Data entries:
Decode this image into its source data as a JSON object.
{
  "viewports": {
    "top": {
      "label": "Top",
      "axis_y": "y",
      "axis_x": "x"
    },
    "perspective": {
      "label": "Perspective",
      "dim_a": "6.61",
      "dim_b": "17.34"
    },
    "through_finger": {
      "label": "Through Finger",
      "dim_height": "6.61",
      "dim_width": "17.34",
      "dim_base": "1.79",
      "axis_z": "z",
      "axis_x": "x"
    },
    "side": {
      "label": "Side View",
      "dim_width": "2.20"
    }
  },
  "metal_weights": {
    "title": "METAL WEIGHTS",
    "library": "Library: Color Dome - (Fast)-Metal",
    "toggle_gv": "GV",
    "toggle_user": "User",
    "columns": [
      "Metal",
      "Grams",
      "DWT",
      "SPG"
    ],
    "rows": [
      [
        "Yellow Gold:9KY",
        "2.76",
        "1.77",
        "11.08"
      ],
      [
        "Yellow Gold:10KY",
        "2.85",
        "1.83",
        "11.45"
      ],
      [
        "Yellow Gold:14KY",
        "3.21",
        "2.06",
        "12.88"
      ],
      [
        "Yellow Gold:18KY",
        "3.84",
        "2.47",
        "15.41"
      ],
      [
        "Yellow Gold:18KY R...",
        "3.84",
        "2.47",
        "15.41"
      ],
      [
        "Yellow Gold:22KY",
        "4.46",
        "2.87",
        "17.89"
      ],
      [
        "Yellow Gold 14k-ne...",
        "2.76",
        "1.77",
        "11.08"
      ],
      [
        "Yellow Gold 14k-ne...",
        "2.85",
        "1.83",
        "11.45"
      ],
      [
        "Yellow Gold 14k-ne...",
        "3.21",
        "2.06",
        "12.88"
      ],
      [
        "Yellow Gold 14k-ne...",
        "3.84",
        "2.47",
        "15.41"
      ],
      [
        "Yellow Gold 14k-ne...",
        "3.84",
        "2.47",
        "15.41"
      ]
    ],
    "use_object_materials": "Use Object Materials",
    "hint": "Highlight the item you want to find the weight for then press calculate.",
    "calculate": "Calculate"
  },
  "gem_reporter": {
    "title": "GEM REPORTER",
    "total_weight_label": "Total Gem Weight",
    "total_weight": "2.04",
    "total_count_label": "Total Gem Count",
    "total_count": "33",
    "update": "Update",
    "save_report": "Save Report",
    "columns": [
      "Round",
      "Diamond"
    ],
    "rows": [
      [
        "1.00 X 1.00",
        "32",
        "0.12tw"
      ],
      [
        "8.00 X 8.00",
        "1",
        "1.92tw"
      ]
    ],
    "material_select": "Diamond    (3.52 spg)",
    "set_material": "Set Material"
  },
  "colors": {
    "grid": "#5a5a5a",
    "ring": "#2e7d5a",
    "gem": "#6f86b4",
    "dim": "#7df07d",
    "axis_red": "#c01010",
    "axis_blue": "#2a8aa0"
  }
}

- [REQUIRED TASK]:
Write out the records shown above, exactly as they appear.

- [WRITTEN ANSWER]:
Decode this image into its source data as a JSON object.
{
  "viewports": {
    "top": {
      "label": "Top",
      "axis_y": "y",
      "axis_x": "x"
    },
    "perspective": {
      "label": "Perspective",
      "dim_a": "6.61",
      "dim_b": "17.34"
    },
    "through_finger": {
      "label": "Through Finger",
      "dim_height": "6.61",
      "dim_width": "17.34",
      "dim_base": "1.79",
      "axis_z": "z",
      "axis_x": "x"
    },
    "side": {
      "label": "Side View",
      "dim_width": "2.20"
    }
  },
  "metal_weights": {
    "title": "METAL WEIGHTS",
    "library": "Library: Color Dome - (Fast)-Metal",
    "toggle_gv": "GV",
    "toggle_user": "User",
    "columns": [
      "Metal",
      "Grams",
      "DWT",
      "SPG"
    ],
    "rows": [
      [
        "Yellow Gold:9KY",
        "2.76",
        "1.77",
        "11.08"
      ],
      [
        "Yellow Gold:10KY",
        "2.85",
        "1.83",
        "11.45"
      ],
      [
        "Yellow Gold:14KY",
        "3.21",
        "2.06",
        "12.88"
      ],
      [
        "Yellow Gold:18KY",
        "3.84",
        "2.47",
        "15.41"
      ],
      [
        "Yellow Gold:18KY R...",
        "3.84",
        "2.47",
        "15.41"
      ],
      [
        "Yellow Gold:22KY",
        "4.46",
        "2.87",
        "17.89"
      ],
      [
        "Yellow Gold 14k-ne...",
        "2.76",
        "1.77",
        "11.08"
      ],
      [
        "Yellow Gold 14k-ne...",
        "2.85",
        "1.83",
        "11.45"
      ],
      [
        "Yellow Gold 14k-ne...",
        "3.21",
        "2.06",
        "12.88"
      ],
      [
        "Yellow Gold 14k-ne...",
        "3.84",
        "2.47",
        "15.41"
      ],
      [
        "Yellow Gold 14k-ne...",
        "3.84",
        "2.47",
        "15.41"
      ]
    ],
    "use_object_materials": "Use Object Materials",
    "hint": "Highlight the item you want to find the weight for then press calculate.",
    "calculate": "Calculate"
  },
  "gem_reporter": {
    "title": "GEM REPORTER",
    "total_weight_label": "Total Gem Weight",
    "total_weight": "2.04",
    "total_count_label": "Total Gem Count",
    "total_count": "33",
    "update": "Update",
    "save_report": "Save Report",
    "columns": [
      "Round",
      "Diamond"
    ],
    "rows": [
      [
        "1.00 X 1.00",
        "32",
        "0.12tw"
      ],
      [
        "8.00 X 8.00",
        "1",
        "1.92tw"
      ]
    ],
    "material_select": "Diamond    (3.52 spg)",
    "set_material": "Set Material"
  },
  "colors": {
    "grid": "#5a5a5a",
    "ring": "#2e7d5a",
    "gem": "#6f86b4",
    "dim": "#7df07d",
    "axis_red": "#c01010",
    "axis_blue": "#2a8aa0"
  }
}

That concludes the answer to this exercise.